======== Listed records ========

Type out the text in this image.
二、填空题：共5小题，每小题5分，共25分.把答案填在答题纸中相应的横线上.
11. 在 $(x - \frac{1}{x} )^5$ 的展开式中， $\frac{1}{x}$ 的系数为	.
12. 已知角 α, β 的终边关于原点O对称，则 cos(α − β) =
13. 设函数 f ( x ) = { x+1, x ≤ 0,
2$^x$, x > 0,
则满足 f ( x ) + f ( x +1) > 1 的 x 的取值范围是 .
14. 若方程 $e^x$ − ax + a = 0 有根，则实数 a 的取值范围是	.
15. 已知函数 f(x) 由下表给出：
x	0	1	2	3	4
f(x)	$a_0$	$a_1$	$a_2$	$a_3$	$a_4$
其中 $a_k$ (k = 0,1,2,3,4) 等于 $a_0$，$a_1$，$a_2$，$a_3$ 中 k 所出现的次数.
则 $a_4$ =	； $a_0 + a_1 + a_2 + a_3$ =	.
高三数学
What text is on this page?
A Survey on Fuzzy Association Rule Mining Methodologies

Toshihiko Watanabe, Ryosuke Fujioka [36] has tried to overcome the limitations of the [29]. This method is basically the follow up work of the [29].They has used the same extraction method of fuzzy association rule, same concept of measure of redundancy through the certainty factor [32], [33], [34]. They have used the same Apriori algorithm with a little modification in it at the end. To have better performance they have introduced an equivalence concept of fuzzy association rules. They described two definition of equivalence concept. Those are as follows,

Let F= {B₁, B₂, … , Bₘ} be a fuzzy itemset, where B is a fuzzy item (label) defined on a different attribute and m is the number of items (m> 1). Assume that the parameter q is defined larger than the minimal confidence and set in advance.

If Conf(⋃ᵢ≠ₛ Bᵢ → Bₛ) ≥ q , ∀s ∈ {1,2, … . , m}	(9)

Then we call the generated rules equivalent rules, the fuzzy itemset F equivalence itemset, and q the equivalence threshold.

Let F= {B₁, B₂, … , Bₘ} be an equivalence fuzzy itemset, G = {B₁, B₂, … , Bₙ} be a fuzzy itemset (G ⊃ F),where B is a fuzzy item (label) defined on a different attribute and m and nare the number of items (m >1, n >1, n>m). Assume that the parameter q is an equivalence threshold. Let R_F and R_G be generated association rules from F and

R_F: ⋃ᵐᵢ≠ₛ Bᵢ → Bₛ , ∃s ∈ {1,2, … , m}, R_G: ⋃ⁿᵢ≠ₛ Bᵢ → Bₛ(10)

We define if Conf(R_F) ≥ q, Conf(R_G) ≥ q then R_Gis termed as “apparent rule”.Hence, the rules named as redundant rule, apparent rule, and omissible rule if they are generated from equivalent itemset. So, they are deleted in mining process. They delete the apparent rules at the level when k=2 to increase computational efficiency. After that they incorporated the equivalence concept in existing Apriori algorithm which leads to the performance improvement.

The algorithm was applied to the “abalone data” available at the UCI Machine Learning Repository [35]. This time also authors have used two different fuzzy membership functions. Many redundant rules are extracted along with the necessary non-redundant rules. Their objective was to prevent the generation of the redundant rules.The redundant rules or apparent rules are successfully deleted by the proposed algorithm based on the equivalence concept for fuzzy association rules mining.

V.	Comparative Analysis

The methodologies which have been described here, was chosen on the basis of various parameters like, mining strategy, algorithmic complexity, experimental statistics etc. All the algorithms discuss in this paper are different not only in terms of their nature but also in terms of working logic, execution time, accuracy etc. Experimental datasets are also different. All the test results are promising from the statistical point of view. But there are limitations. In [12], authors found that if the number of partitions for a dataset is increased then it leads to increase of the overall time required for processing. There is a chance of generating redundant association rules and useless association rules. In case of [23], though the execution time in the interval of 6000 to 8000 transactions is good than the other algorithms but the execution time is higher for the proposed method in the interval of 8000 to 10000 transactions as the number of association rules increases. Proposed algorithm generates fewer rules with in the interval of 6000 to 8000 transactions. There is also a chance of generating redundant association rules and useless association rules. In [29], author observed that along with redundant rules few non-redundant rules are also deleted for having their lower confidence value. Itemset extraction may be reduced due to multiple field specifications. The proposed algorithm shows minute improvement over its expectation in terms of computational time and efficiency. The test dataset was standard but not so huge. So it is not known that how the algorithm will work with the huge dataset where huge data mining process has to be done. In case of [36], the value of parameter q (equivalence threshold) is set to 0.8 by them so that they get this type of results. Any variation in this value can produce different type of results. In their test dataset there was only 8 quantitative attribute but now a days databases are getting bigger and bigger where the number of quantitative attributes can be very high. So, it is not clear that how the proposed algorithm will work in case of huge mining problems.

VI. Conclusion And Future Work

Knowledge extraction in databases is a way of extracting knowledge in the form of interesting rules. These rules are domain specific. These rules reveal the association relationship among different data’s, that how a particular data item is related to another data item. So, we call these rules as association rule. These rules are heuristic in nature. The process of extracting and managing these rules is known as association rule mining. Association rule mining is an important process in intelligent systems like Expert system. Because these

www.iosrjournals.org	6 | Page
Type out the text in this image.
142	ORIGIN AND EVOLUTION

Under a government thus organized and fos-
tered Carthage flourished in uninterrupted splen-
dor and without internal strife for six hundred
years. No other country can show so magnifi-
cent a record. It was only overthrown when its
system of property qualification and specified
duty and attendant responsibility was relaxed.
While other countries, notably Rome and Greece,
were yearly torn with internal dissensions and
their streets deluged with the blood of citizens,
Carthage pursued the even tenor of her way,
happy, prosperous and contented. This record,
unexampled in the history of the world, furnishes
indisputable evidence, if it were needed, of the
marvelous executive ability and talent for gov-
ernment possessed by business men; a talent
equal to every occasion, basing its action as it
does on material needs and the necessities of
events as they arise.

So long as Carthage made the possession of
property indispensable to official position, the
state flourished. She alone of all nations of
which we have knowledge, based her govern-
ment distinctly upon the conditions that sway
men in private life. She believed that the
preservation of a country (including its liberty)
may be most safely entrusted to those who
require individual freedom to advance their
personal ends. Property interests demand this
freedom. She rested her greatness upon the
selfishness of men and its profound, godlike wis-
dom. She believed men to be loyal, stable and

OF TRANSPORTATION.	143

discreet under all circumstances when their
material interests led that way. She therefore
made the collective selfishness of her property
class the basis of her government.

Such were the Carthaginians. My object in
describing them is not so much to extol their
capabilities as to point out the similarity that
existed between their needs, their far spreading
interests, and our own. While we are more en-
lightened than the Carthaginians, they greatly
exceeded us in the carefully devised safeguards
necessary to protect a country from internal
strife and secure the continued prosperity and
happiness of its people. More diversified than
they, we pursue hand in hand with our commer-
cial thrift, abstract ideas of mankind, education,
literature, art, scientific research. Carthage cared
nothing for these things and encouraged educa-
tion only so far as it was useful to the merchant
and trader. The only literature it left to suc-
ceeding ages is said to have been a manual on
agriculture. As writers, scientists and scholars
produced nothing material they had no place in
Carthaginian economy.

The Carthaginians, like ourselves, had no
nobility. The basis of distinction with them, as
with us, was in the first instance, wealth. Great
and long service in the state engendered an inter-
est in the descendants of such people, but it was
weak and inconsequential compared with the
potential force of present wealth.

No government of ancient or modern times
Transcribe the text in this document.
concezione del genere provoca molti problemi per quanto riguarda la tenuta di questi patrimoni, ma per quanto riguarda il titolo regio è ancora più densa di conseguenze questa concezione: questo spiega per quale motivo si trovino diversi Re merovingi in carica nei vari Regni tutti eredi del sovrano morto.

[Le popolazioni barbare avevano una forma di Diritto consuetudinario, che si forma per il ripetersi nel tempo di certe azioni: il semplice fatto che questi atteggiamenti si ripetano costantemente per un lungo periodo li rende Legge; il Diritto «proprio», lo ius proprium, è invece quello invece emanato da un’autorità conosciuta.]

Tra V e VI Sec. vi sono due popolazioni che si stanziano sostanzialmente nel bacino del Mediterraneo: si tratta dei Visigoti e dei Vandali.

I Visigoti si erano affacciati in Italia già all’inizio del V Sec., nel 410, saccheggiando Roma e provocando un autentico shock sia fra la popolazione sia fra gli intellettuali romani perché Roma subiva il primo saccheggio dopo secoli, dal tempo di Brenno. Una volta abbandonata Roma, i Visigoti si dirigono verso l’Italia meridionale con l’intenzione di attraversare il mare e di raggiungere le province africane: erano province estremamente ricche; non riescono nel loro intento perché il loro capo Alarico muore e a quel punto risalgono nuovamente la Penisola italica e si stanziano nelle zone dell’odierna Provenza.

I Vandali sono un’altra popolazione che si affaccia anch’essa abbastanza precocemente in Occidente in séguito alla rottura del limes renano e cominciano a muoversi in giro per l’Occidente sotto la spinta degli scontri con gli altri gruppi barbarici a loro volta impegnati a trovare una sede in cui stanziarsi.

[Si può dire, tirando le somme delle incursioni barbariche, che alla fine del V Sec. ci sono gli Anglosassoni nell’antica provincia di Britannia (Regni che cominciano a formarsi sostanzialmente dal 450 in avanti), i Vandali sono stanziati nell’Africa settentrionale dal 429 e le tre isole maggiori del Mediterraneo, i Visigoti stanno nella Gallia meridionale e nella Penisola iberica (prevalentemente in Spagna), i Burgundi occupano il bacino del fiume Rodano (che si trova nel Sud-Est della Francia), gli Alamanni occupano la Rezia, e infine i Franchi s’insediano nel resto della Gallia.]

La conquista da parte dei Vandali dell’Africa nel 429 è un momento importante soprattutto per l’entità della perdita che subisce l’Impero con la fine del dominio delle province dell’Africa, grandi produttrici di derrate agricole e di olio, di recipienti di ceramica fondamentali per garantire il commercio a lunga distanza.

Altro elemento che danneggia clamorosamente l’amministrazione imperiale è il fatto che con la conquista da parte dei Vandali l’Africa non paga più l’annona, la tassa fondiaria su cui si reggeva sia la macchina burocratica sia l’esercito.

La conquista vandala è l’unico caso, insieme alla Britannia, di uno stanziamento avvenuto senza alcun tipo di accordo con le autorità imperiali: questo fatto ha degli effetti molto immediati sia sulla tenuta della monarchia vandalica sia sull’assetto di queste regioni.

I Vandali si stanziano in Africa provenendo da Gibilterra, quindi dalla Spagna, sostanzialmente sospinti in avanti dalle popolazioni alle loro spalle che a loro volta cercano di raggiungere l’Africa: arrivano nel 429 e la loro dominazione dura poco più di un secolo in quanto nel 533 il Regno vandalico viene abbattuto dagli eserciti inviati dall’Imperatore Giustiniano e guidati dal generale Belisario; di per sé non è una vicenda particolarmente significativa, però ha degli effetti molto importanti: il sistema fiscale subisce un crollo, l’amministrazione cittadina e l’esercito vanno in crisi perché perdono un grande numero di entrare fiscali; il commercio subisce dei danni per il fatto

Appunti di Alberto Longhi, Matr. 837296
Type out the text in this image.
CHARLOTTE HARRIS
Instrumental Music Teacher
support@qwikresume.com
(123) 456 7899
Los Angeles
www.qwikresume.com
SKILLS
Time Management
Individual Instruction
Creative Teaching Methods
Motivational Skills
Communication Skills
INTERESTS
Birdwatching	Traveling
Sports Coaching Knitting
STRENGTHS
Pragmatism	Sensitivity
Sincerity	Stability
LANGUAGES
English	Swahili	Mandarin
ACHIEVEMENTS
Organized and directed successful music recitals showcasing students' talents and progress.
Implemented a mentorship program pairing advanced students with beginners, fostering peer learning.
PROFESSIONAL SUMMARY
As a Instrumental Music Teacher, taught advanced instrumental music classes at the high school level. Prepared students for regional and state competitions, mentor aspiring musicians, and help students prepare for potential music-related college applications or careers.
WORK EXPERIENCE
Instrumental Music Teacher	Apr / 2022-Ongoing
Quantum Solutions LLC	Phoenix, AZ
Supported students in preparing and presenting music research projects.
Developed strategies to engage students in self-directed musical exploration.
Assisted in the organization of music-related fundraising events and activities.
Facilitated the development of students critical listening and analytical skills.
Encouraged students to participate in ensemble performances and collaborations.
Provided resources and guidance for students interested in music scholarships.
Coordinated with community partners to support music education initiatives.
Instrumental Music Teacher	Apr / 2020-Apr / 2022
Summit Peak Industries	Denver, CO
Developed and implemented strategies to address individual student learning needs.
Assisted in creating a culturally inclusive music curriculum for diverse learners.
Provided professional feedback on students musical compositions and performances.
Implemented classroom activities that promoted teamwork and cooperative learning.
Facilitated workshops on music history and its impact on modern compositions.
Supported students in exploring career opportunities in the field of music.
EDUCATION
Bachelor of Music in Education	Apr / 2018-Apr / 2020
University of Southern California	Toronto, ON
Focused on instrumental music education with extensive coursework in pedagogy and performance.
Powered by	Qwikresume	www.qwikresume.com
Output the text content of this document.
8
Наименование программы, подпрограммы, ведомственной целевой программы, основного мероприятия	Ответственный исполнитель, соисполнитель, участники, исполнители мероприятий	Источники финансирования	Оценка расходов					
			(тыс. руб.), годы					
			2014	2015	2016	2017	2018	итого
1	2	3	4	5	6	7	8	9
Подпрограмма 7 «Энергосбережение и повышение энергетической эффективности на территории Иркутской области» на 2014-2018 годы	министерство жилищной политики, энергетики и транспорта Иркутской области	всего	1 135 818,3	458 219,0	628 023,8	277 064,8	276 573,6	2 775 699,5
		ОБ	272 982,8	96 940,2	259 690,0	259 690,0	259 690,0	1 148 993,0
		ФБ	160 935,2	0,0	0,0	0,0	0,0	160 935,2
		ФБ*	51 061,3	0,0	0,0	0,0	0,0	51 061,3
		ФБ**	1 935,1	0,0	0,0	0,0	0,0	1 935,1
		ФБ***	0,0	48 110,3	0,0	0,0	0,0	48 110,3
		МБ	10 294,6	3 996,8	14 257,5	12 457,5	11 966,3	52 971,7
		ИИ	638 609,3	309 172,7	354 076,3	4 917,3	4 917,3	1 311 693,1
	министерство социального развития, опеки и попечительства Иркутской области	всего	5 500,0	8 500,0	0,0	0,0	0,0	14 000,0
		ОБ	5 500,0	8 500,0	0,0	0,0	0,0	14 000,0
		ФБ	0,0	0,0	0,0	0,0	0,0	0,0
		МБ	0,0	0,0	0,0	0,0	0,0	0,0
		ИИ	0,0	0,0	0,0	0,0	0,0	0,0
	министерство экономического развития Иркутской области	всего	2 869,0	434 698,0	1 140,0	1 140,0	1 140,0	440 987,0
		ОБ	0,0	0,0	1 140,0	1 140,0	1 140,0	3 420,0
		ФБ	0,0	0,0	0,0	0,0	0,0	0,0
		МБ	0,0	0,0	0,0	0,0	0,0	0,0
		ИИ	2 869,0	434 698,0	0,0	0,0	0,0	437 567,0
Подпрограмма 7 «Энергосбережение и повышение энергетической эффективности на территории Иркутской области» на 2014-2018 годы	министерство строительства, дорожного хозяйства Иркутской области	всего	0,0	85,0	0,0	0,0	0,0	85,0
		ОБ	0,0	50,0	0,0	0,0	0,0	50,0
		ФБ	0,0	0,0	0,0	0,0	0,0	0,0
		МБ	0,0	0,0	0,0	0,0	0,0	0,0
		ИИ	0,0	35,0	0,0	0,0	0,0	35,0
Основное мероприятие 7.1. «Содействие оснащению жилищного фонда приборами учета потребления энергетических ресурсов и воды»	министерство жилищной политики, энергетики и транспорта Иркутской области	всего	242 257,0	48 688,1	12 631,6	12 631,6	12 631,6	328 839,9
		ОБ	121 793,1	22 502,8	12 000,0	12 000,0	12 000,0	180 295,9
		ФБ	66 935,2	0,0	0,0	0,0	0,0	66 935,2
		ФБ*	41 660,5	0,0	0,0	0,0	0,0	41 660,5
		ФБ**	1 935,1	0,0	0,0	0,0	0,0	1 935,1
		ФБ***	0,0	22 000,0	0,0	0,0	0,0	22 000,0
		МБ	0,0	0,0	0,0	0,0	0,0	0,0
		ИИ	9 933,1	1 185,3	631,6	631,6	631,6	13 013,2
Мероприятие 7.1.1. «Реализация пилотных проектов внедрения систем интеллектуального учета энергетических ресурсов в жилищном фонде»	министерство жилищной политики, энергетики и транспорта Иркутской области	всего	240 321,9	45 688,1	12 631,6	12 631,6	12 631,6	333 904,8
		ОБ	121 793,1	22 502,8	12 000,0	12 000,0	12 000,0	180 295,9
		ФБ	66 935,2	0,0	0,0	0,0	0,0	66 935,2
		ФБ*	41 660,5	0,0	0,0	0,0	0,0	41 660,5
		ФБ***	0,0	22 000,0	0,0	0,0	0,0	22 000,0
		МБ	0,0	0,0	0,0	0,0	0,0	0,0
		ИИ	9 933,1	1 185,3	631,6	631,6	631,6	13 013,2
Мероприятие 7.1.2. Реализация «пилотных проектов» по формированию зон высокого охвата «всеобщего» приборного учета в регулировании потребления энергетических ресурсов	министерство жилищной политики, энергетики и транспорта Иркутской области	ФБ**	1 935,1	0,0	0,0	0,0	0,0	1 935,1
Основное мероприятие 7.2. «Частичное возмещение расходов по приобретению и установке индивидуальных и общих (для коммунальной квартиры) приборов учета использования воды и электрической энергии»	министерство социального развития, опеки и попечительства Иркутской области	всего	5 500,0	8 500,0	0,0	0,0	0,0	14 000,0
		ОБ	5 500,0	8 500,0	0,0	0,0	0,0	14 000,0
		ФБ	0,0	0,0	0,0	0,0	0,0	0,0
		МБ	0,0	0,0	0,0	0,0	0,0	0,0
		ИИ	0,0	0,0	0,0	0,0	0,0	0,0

========

• [Task prompt] Copy each line of the records containing the string "research".

• [Result of the task]
literature, art, scientific research. Carthage cared
Supported students in preparing and presenting music research projects.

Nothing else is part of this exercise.